▸ Task to complete: For each line in the data below that holds "this", return a copy.

▸ Provided data:
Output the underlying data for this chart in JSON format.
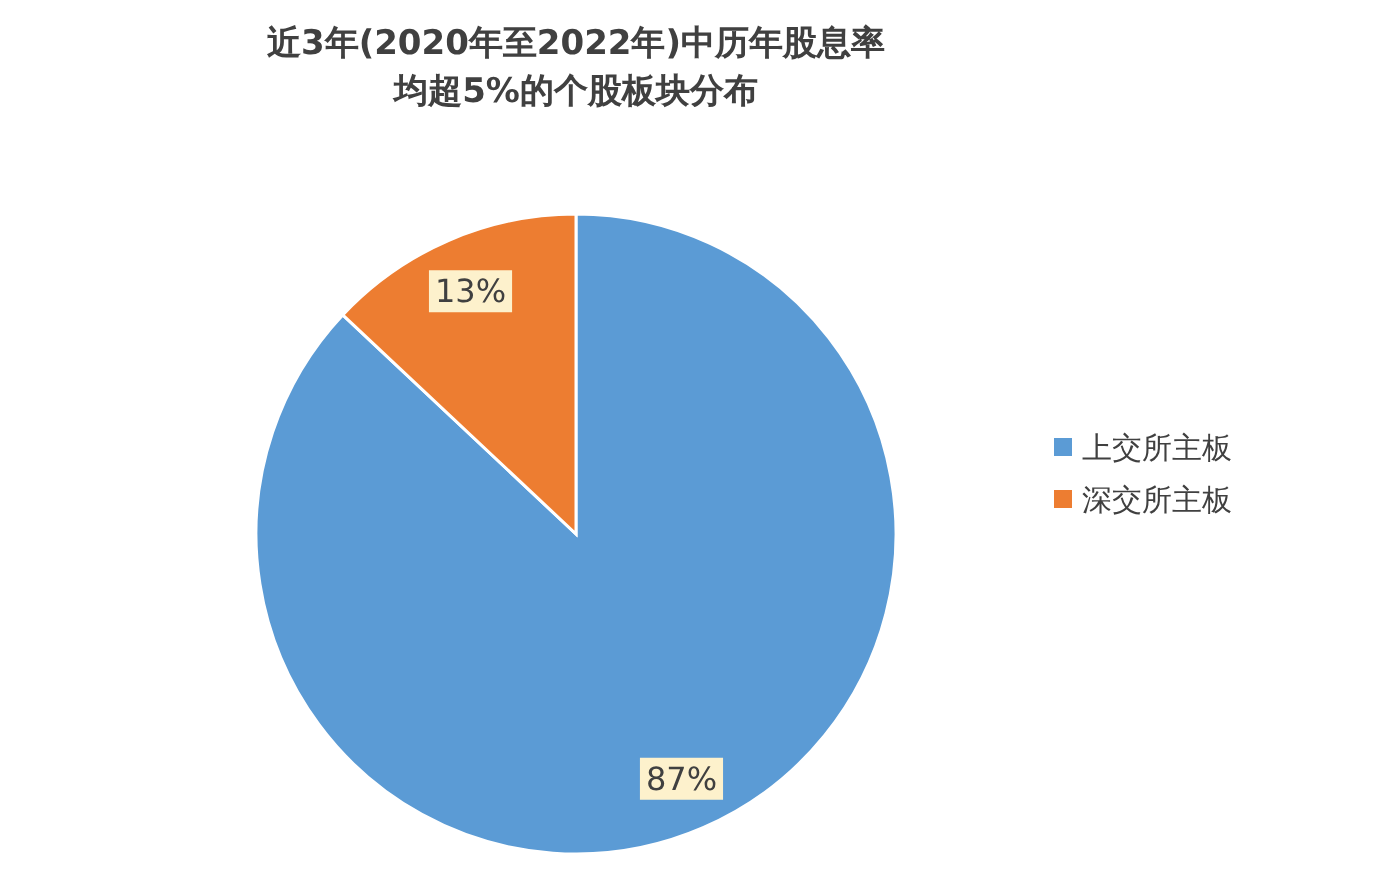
{
  "chart_data": {
    "type": "pie",
    "title": "近3年(2020年至2022年)中历年股息率均超5%的个股板块分布",
    "categories": [
      "上交所主板",
      "深交所主板"
    ],
    "values": [
      87,
      13
    ],
    "colors": [
      "#5b9bd5",
      "#ed7d31"
    ],
    "value_labels": [
      "87%",
      "13%"
    ],
    "legend": "right"
  }
}
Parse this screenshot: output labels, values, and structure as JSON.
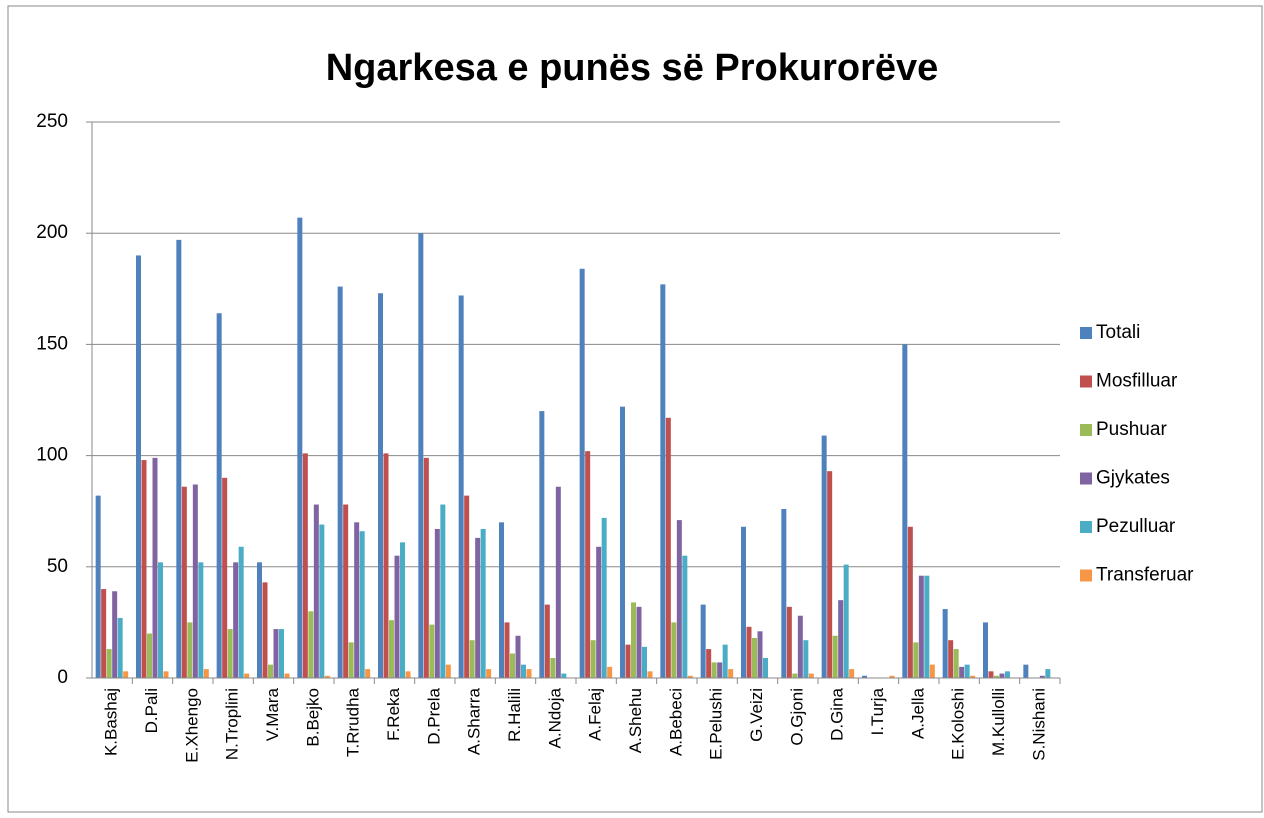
{
  "chart_data": {
    "type": "bar",
    "title": "Ngarkesa e punës së Prokurorëve",
    "categories": [
      "K.Bashaj",
      "D.Pali",
      "E.Xhengo",
      "N.Troplini",
      "V.Mara",
      "B.Bejko",
      "T.Rrudha",
      "F.Reka",
      "D.Prela",
      "A.Sharra",
      "R.Halili",
      "A.Ndoja",
      "A.Felaj",
      "A.Shehu",
      "A.Bebeci",
      "E.Pelushi",
      "G.Veizi",
      "O.Gjoni",
      "D.Gina",
      "I.Turja",
      "A.Jella",
      "E.Koloshi",
      "M.Kullolli",
      "S.Nishani"
    ],
    "series": [
      {
        "name": "Totali",
        "color": "#4f81bd",
        "values": [
          82,
          190,
          197,
          164,
          52,
          207,
          176,
          173,
          200,
          172,
          70,
          120,
          184,
          122,
          177,
          33,
          68,
          76,
          109,
          1,
          150,
          31,
          25,
          6
        ]
      },
      {
        "name": "Mosfilluar",
        "color": "#c0504d",
        "values": [
          40,
          98,
          86,
          90,
          43,
          101,
          78,
          101,
          99,
          82,
          25,
          33,
          102,
          15,
          117,
          13,
          23,
          32,
          93,
          0,
          68,
          17,
          3,
          0
        ]
      },
      {
        "name": "Pushuar",
        "color": "#9bbb59",
        "values": [
          13,
          20,
          25,
          22,
          6,
          30,
          16,
          26,
          24,
          17,
          11,
          9,
          17,
          34,
          25,
          7,
          18,
          2,
          19,
          0,
          16,
          13,
          1,
          0
        ]
      },
      {
        "name": "Gjykates",
        "color": "#8064a2",
        "values": [
          39,
          99,
          87,
          52,
          22,
          78,
          70,
          55,
          67,
          63,
          19,
          86,
          59,
          32,
          71,
          7,
          21,
          28,
          35,
          0,
          46,
          5,
          2,
          1
        ]
      },
      {
        "name": "Pezulluar",
        "color": "#4bacc6",
        "values": [
          27,
          52,
          52,
          59,
          22,
          69,
          66,
          61,
          78,
          67,
          6,
          2,
          72,
          14,
          55,
          15,
          9,
          17,
          51,
          0,
          46,
          6,
          3,
          4
        ]
      },
      {
        "name": "Transferuar",
        "color": "#f79646",
        "values": [
          3,
          3,
          4,
          2,
          2,
          1,
          4,
          3,
          6,
          4,
          4,
          0,
          5,
          3,
          1,
          4,
          0,
          2,
          4,
          1,
          6,
          1,
          0,
          0
        ]
      }
    ],
    "ylim": [
      0,
      250
    ],
    "yticks": [
      0,
      50,
      100,
      150,
      200,
      250
    ],
    "grid": true,
    "legend": "right"
  }
}
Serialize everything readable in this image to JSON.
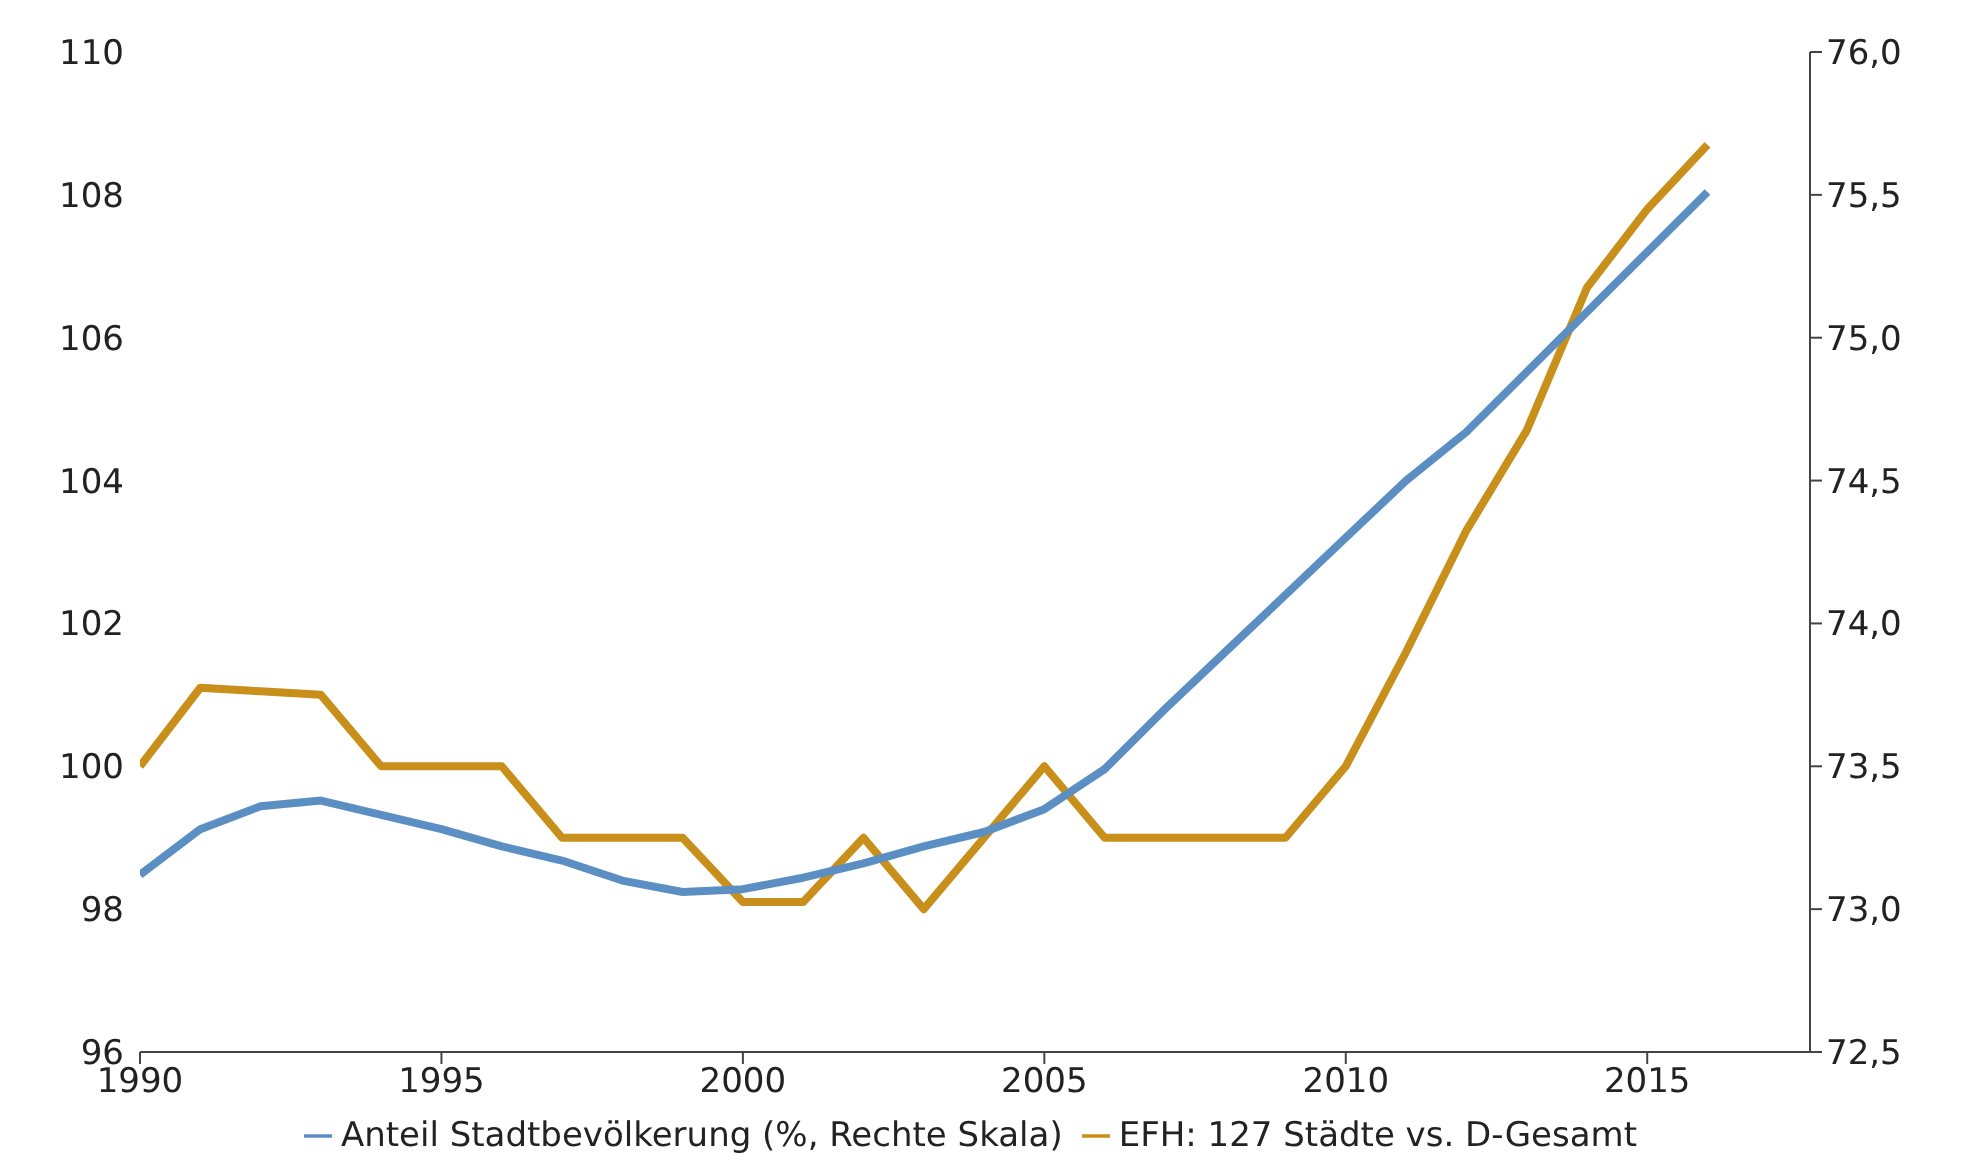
{
  "chart_data": {
    "type": "line",
    "x": [
      1990,
      1991,
      1992,
      1993,
      1994,
      1995,
      1996,
      1997,
      1998,
      1999,
      2000,
      2001,
      2002,
      2003,
      2004,
      2005,
      2006,
      2007,
      2008,
      2009,
      2010,
      2011,
      2012,
      2013,
      2014,
      2015,
      2016
    ],
    "series": [
      {
        "name": "EFH: 127 Städte vs. D-Gesamt",
        "color": "#c8901a",
        "values": [
          100,
          101.1,
          101.05,
          101,
          100,
          100,
          100,
          99,
          99,
          99,
          98.1,
          98.1,
          99,
          98,
          99,
          100,
          99,
          99,
          99,
          99,
          100,
          101.6,
          103.3,
          104.7,
          106.7,
          107.8,
          108.7
        ]
      },
      {
        "name": "Anteil Stadtbevölkerung (%, Rechte Skala)",
        "color": "#5b8fc4",
        "axis": "y2",
        "values": [
          73.12,
          73.28,
          73.36,
          73.38,
          73.33,
          73.28,
          73.22,
          73.17,
          73.1,
          73.06,
          73.07,
          73.11,
          73.16,
          73.22,
          73.27,
          73.35,
          73.49,
          73.7,
          73.9,
          74.1,
          74.3,
          74.5,
          74.67,
          74.88,
          75.09,
          75.3,
          75.51
        ]
      }
    ],
    "xlim": [
      1990,
      2017.7
    ],
    "xticks": [
      1990,
      1995,
      2000,
      2005,
      2010,
      2015
    ],
    "ylim": [
      96,
      110
    ],
    "yticks": [
      96,
      98,
      100,
      102,
      104,
      106,
      108,
      110
    ],
    "y2lim": [
      72.5,
      76
    ],
    "y2ticks": [
      {
        "value": 72.5,
        "label": "72,5"
      },
      {
        "value": 73,
        "label": "73,0"
      },
      {
        "value": 73.5,
        "label": "73,5"
      },
      {
        "value": 74,
        "label": "74,0"
      },
      {
        "value": 74.5,
        "label": "74,5"
      },
      {
        "value": 75,
        "label": "75,0"
      },
      {
        "value": 75.5,
        "label": "75,5"
      },
      {
        "value": 76,
        "label": "76,0"
      }
    ],
    "legend": "bottom",
    "grid": false
  }
}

▸ Task answer:
Output the underlying data for this chart in JSON format.
Parse this screenshot: output labels, values, and structure as JSON.
Serialize everything readable in this image to JSON.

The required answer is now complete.